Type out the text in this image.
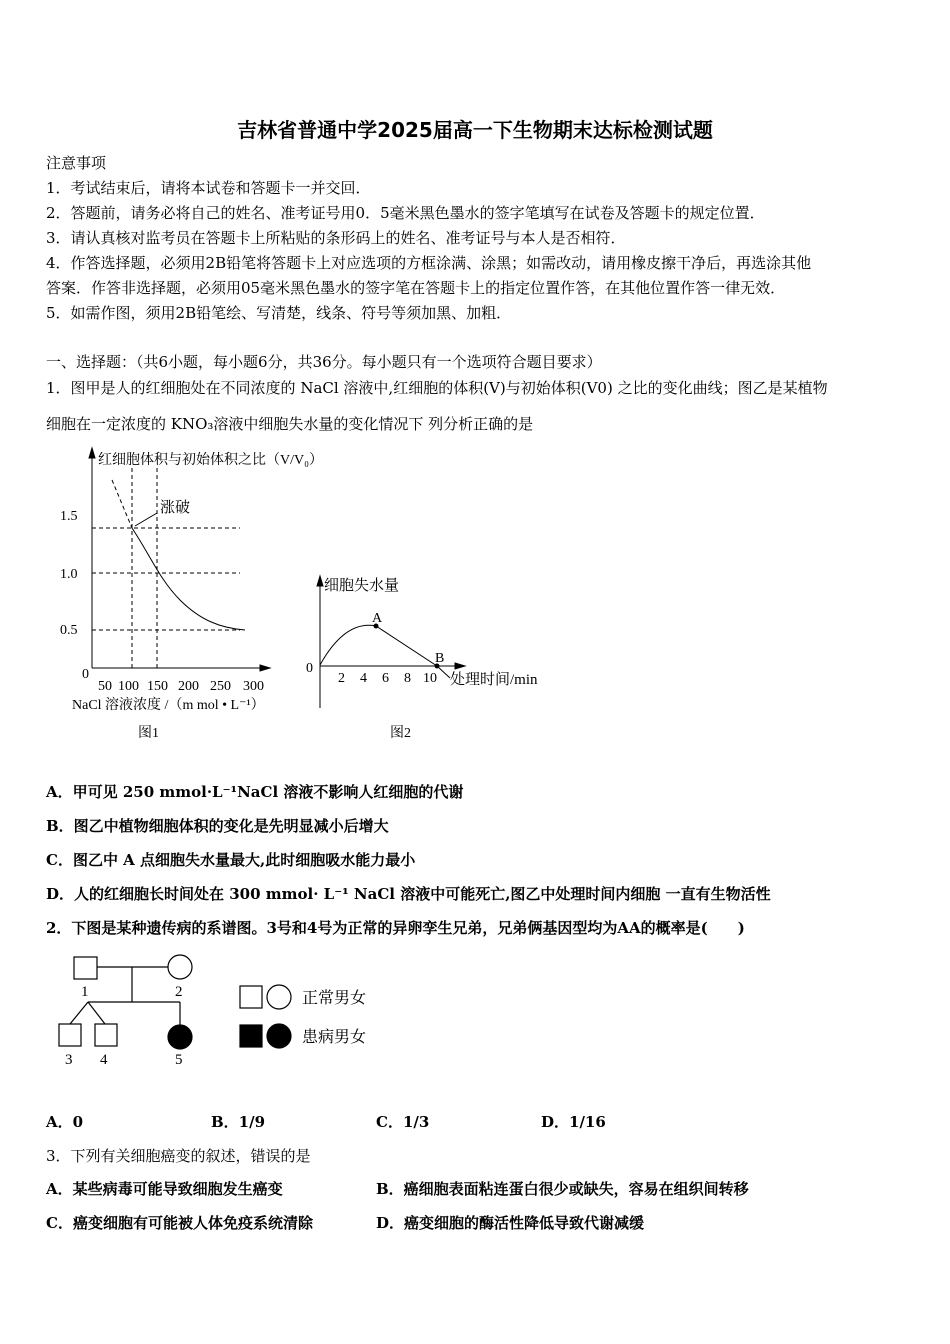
吉林省普通中学2025届高一下生物期末达标检测试题
注意事项
1．考试结束后，请将本试卷和答题卡一并交回．
2．答题前，请务必将自己的姓名、准考证号用0．5毫米黑色墨水的签字笔填写在试卷及答题卡的规定位置．
3．请认真核对监考员在答题卡上所粘贴的条形码上的姓名、准考证号与本人是否相符．
4．作答选择题，必须用2B铅笔将答题卡上对应选项的方框涂满、涂黑；如需改动，请用橡皮擦干净后，再选涂其他
答案．作答非选择题，必须用05毫米黑色墨水的签字笔在答题卡上的指定位置作答，在其他位置作答一律无效．
5．如需作图，须用2B铅笔绘、写清楚，线条、符号等须加黑、加粗．
一、选择题：（共6小题，每小题6分，共36分。每小题只有一个选项符合题目要求）
1．图甲是人的红细胞处在不同浓度的 NaCl 溶液中,红细胞的体积(V)与初始体积(V0) 之比的变化曲线；图乙是某植物
细胞在一定浓度的 KNO₃溶液中细胞失水量的变化情况下 列分析正确的是
红细胞体积与初始体积之比（V/V₀）
1.5
1.0
0.5
涨破
0
50 100 150 200 250 300
NaCl 溶液浓度 /（m mol • L⁻¹）
图1
细胞失水量
0
2 4 6 8 10
A
B
处理时间/min
图2
A．甲可见 250 mmol·L⁻¹NaCl 溶液不影响人红细胞的代谢
B．图乙中植物细胞体积的变化是先明显减小后增大
C．图乙中 A 点细胞失水量最大,此时细胞吸水能力最小
D．人的红细胞长时间处在 300 mmol· L⁻¹ NaCl 溶液中可能死亡,图乙中处理时间内细胞 一直有生物活性
2．下图是某种遗传病的系谱图。3号和4号为正常的异卵孪生兄弟，兄弟俩基因型均为AA的概率是(　　)
1	2
3 4	5
正常男女
患病男女
A．0	B．1/9	C．1/3	D．1/16
3．下列有关细胞癌变的叙述，错误的是
A．某些病毒可能导致细胞发生癌变	B．癌细胞表面粘连蛋白很少或缺失，容易在组织间转移
C．癌变细胞有可能被人体免疫系统清除	D．癌变细胞的酶活性降低导致代谢减缓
◆ ◆ ◆
== Problem ==
Which lines above contain the word "mmol"? Copy each of them.

== Expected answer ==
A．甲可见 250 mmol·L⁻¹NaCl 溶液不影响人红细胞的代谢
D．人的红细胞长时间处在 300 mmol· L⁻¹ NaCl 溶液中可能死亡,图乙中处理时间内细胞 一直有生物活性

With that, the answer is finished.